Count the lines that hold the string "Cattle". Reply with the number alone.

Lines of data:
▬▬▬▬▬▬

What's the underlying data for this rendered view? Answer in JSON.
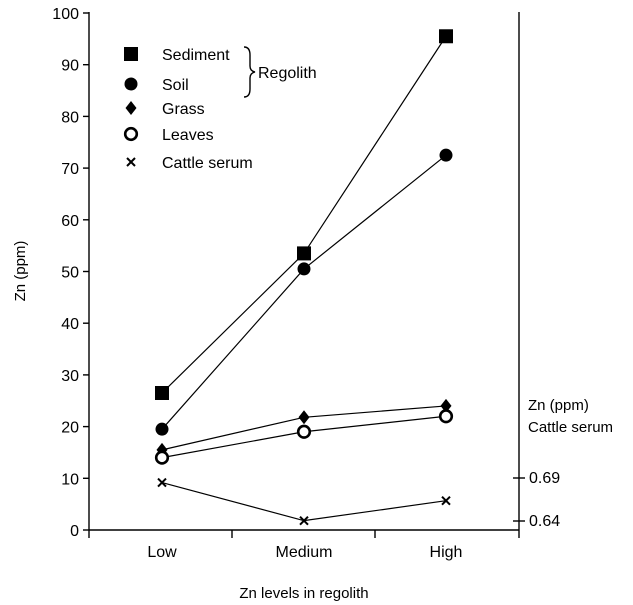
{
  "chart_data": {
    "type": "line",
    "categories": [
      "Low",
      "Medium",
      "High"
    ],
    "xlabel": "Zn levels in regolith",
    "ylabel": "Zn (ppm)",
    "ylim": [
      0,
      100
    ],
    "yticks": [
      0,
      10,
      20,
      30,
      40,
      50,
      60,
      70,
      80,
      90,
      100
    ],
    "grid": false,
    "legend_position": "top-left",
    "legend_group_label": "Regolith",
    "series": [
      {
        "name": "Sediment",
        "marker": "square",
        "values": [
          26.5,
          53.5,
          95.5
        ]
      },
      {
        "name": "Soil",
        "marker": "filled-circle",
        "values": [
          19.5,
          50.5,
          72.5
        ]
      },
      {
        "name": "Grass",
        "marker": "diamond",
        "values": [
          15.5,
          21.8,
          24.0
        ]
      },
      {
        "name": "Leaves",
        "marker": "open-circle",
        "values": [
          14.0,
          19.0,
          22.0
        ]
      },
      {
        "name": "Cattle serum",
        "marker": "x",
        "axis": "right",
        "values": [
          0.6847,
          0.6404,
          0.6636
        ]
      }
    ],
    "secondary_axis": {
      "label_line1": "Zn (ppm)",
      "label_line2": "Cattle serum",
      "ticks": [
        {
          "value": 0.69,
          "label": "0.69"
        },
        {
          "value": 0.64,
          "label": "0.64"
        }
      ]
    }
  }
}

▬▬▬▬▬▬

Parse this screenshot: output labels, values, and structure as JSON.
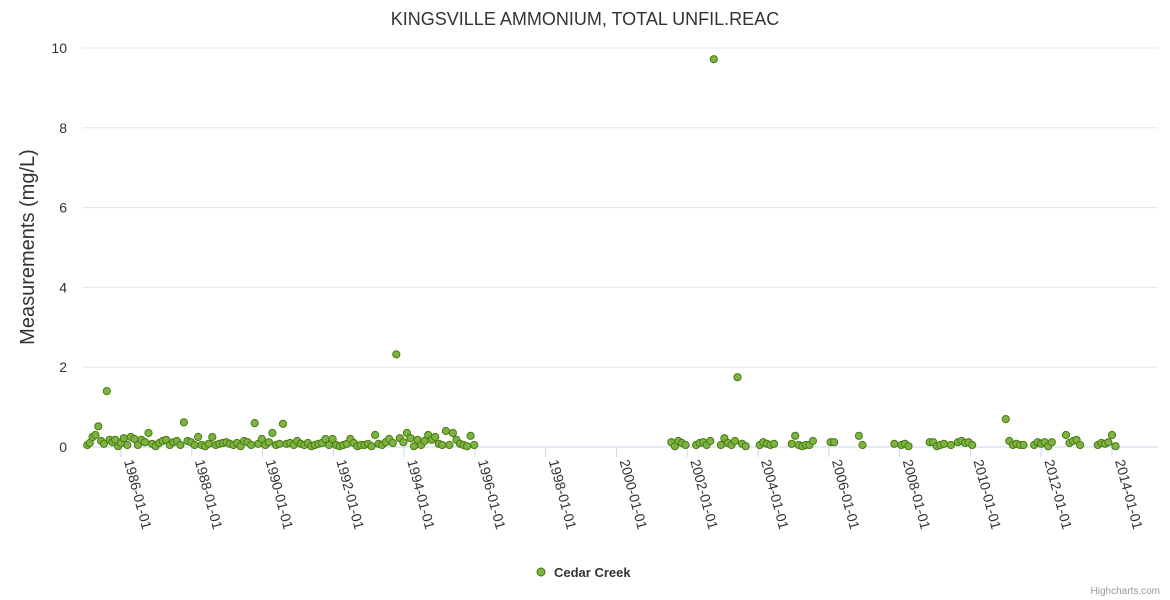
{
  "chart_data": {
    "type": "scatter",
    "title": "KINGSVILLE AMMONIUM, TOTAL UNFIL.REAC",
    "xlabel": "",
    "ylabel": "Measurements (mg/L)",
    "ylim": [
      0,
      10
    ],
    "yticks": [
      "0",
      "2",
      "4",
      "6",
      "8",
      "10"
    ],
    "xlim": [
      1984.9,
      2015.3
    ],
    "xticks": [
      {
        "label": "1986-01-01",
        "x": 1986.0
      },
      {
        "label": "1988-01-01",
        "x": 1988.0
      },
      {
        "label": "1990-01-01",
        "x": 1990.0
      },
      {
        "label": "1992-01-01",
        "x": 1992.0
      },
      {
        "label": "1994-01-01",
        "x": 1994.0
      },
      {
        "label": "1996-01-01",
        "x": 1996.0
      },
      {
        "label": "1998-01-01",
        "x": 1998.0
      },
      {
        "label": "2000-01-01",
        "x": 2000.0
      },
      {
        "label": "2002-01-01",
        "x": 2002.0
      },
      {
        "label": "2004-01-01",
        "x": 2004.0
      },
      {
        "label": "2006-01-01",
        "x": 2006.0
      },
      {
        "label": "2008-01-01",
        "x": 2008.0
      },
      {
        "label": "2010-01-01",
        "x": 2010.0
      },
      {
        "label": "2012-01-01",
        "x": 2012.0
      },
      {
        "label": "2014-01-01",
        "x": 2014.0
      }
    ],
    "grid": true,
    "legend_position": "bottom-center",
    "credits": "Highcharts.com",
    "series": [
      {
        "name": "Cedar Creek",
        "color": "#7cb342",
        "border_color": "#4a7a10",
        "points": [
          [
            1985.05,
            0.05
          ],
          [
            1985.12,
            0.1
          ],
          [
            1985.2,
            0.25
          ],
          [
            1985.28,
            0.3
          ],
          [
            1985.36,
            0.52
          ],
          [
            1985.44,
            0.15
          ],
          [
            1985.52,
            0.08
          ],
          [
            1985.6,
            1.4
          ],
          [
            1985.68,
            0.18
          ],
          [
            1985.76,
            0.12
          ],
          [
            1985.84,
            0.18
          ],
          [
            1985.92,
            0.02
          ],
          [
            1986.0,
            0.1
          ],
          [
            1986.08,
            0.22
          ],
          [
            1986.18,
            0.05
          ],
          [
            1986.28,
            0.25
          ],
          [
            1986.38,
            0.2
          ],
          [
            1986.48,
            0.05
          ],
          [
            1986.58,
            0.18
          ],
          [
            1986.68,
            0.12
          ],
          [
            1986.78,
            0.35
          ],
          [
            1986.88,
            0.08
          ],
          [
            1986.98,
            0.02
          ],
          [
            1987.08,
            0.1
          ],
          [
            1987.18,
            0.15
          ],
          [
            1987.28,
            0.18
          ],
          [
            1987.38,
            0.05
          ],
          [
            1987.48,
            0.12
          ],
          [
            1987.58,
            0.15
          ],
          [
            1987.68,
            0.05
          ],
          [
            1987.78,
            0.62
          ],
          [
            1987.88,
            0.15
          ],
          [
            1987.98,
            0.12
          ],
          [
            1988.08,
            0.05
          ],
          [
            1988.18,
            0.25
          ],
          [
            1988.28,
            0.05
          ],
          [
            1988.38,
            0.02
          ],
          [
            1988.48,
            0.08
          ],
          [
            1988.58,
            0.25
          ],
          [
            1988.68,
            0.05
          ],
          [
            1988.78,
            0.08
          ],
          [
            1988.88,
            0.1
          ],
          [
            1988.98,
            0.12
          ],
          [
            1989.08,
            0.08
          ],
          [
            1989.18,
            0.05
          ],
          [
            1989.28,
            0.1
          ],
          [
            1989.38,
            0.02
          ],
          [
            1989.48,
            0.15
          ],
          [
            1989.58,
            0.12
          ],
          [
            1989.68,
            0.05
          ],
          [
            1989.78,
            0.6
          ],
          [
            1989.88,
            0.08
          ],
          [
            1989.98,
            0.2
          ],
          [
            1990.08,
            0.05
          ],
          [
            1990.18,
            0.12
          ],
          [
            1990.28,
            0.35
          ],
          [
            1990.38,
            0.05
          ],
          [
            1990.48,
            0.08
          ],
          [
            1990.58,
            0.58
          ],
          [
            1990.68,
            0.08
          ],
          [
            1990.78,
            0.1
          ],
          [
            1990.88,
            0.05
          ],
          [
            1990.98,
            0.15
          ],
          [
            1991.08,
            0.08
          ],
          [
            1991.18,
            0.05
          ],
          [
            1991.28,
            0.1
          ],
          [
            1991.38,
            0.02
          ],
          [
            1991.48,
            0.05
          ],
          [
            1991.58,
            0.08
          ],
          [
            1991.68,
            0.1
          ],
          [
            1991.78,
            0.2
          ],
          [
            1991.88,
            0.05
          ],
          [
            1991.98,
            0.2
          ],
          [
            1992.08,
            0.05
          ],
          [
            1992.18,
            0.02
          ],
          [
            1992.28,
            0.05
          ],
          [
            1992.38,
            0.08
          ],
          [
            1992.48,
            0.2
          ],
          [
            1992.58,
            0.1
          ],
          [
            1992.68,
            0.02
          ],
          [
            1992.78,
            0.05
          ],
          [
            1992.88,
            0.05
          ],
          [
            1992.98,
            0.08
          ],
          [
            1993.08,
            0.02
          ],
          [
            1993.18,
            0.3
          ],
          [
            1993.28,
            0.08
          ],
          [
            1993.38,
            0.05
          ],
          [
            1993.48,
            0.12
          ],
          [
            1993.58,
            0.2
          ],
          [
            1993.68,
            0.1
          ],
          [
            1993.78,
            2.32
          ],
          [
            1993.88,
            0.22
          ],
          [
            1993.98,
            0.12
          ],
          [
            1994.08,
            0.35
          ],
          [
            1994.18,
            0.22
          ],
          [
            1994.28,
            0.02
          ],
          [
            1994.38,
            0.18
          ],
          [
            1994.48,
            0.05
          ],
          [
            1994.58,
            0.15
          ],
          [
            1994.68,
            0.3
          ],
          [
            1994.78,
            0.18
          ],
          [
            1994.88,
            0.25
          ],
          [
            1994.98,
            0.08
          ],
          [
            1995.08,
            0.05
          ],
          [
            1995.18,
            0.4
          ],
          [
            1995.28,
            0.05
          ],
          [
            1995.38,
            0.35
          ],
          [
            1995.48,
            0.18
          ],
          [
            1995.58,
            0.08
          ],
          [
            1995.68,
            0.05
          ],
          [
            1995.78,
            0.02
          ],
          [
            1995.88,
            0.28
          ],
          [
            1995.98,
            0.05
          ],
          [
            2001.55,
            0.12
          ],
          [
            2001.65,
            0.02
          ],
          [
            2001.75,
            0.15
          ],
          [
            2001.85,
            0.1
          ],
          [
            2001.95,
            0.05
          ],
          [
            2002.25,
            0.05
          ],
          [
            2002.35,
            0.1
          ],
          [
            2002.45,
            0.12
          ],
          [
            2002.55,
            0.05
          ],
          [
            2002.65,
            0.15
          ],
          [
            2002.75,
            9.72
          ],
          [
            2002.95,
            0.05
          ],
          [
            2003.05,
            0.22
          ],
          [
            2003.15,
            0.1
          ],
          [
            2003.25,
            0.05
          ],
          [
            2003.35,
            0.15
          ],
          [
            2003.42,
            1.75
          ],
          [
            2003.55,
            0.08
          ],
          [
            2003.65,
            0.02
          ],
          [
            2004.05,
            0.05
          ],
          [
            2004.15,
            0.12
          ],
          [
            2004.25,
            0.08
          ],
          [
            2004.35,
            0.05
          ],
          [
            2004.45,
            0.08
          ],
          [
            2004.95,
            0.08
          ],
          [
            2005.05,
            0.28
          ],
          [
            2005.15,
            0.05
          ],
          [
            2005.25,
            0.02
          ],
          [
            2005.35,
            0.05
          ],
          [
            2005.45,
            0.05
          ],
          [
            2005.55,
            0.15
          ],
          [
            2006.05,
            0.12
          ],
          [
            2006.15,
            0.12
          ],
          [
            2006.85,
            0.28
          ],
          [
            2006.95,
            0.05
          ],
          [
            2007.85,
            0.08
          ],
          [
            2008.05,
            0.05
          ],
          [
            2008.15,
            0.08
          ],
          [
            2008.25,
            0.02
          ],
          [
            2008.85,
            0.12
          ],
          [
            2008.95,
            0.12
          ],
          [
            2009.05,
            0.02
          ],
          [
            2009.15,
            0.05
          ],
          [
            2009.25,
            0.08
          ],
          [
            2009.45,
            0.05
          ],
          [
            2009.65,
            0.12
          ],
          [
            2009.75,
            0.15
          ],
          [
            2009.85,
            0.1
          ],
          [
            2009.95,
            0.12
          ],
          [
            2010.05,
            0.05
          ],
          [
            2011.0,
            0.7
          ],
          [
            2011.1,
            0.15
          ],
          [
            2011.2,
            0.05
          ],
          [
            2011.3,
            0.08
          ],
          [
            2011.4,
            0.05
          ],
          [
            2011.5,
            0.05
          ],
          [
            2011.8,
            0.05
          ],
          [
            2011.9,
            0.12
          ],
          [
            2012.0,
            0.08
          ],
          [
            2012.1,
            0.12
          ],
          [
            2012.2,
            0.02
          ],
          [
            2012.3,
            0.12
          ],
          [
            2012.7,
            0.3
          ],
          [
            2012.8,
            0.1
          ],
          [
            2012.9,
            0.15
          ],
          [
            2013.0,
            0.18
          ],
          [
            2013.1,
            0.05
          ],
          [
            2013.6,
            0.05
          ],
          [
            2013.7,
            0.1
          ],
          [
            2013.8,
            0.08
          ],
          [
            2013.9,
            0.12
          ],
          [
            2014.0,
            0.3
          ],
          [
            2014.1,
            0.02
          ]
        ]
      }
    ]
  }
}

▬▬▬▬▬▬

EXERCISE OUTPUT: 2